Work to be completed
Give the entries again exactly, every one of them.

(Stored dataset items)
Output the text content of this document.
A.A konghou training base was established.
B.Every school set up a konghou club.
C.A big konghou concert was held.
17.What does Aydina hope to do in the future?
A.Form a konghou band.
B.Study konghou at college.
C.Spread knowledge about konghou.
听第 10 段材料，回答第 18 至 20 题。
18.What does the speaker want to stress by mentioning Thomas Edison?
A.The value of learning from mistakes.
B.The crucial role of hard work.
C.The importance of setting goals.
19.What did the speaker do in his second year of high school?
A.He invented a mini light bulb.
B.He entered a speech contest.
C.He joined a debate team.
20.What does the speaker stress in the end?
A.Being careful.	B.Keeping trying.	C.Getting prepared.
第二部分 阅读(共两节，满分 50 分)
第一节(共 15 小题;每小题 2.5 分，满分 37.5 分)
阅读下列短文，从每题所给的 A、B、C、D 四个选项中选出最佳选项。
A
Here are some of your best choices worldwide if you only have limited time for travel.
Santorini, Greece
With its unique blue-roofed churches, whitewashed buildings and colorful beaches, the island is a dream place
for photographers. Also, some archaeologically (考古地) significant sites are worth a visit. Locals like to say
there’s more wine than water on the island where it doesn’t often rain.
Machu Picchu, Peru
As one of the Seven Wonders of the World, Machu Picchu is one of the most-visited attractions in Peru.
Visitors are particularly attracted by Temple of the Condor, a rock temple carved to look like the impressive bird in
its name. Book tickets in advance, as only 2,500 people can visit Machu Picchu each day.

Output for this exercise
Output the text content of this document.
A.A konghou training base was established.
B.Every school set up a konghou club.
C.A big konghou concert was held.
17.What does Aydina hope to do in the future?
A.Form a konghou band.
B.Study konghou at college.
C.Spread knowledge about konghou.
听第 10 段材料，回答第 18 至 20 题。
18.What does the speaker want to stress by mentioning Thomas Edison?
A.The value of learning from mistakes.
B.The crucial role of hard work.
C.The importance of setting goals.
19.What did the speaker do in his second year of high school?
A.He invented a mini light bulb.
B.He entered a speech contest.
C.He joined a debate team.
20.What does the speaker stress in the end?
A.Being careful.	B.Keeping trying.	C.Getting prepared.
第二部分 阅读(共两节，满分 50 分)
第一节(共 15 小题;每小题 2.5 分，满分 37.5 分)
阅读下列短文，从每题所给的 A、B、C、D 四个选项中选出最佳选项。
A
Here are some of your best choices worldwide if you only have limited time for travel.
Santorini, Greece
With its unique blue-roofed churches, whitewashed buildings and colorful beaches, the island is a dream place
for photographers. Also, some archaeologically (考古地) significant sites are worth a visit. Locals like to say
there’s more wine than water on the island where it doesn’t often rain.
Machu Picchu, Peru
As one of the Seven Wonders of the World, Machu Picchu is one of the most-visited attractions in Peru.
Visitors are particularly attracted by Temple of the Condor, a rock temple carved to look like the impressive bird in
its name. Book tickets in advance, as only 2,500 people can visit Machu Picchu each day.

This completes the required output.